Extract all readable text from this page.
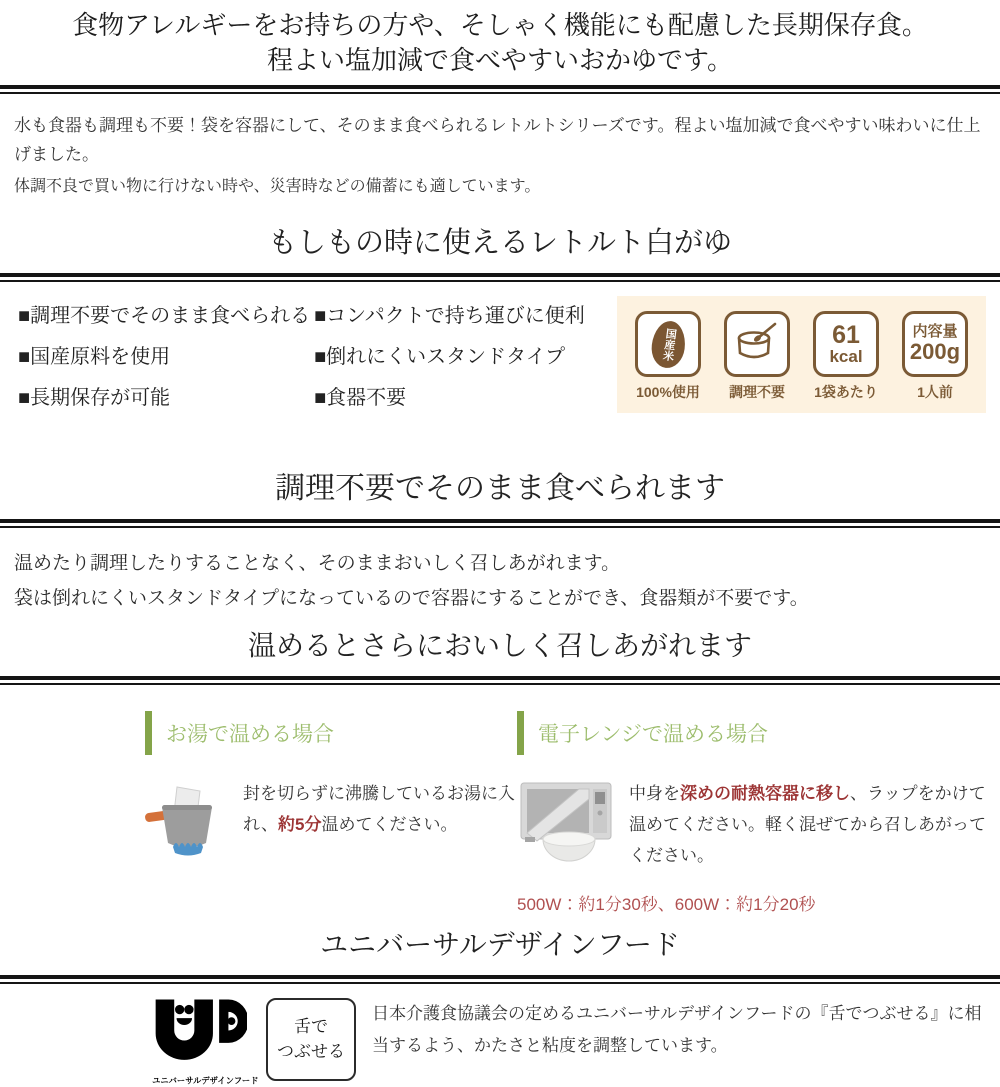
食物アレルギーをお持ちの方や、そしゃく機能にも配慮した長期保存食。
程よい塩加減で食べやすいおかゆです。
水も食器も調理も不要！袋を容器にして、そのまま食べられるレトルトシリーズです。程よい塩加減で食べやすい味わいに仕上げました。
体調不良で買い物に行けない時や、災害時などの備蓄にも適しています。
もしもの時に使えるレトルト白がゆ
■調理不要でそのまま食べられる
■国産原料を使用
■長期保存が可能
■コンパクトで持ち運びに便利
■倒れにくいスタンドタイプ
■食器不要
国産米
100%使用	調理不要
61
kcal
1袋あたり
内容量
200g
1人前
調理不要でそのまま食べられます
温めたり調理したりすることなく、そのままおいしく召しあがれます。
袋は倒れにくいスタンドタイプになっているので容器にすることができ、食器類が不要です。
温めるとさらにおいしく召しあがれます
お湯で温める場合
封を切らずに沸騰しているお湯に入れ、約5分温めてください。
電子レンジで温める場合
中身を深めの耐熱容器に移し、ラップをかけて温めてください。軽く混ぜてから召しあがってください。
500W：約1分30秒、600W：約1分20秒
ユニバーサルデザインフード
ユニバーサルデザインフード
舌で
つぶせる
日本介護食協議会の定めるユニバーサルデザインフードの『舌でつぶせる』に相当するよう、かたさと粘度を調整しています。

******************************

### Task prompt:
Each entry above is to be written out again unchanged, apart from the pictures, which are left out.

### Answer for the task:
Extract all readable text from this page.
食物アレルギーをお持ちの方や、そしゃく機能にも配慮した長期保存食。
程よい塩加減で食べやすいおかゆです。
水も食器も調理も不要！袋を容器にして、そのまま食べられるレトルトシリーズです。程よい塩加減で食べやすい味わいに仕上げました。
体調不良で買い物に行けない時や、災害時などの備蓄にも適しています。
もしもの時に使えるレトルト白がゆ
■調理不要でそのまま食べられる
■国産原料を使用
■長期保存が可能
■コンパクトで持ち運びに便利
■倒れにくいスタンドタイプ
■食器不要
国産米
100%使用	調理不要
61
kcal
1袋あたり
内容量
200g
1人前
調理不要でそのまま食べられます
温めたり調理したりすることなく、そのままおいしく召しあがれます。
袋は倒れにくいスタンドタイプになっているので容器にすることができ、食器類が不要です。
温めるとさらにおいしく召しあがれます
お湯で温める場合
封を切らずに沸騰しているお湯に入れ、約5分温めてください。
電子レンジで温める場合
中身を深めの耐熱容器に移し、ラップをかけて温めてください。軽く混ぜてから召しあがってください。
500W：約1分30秒、600W：約1分20秒
ユニバーサルデザインフード
ユニバーサルデザインフード
舌で
つぶせる
日本介護食協議会の定めるユニバーサルデザインフードの『舌でつぶせる』に相当するよう、かたさと粘度を調整しています。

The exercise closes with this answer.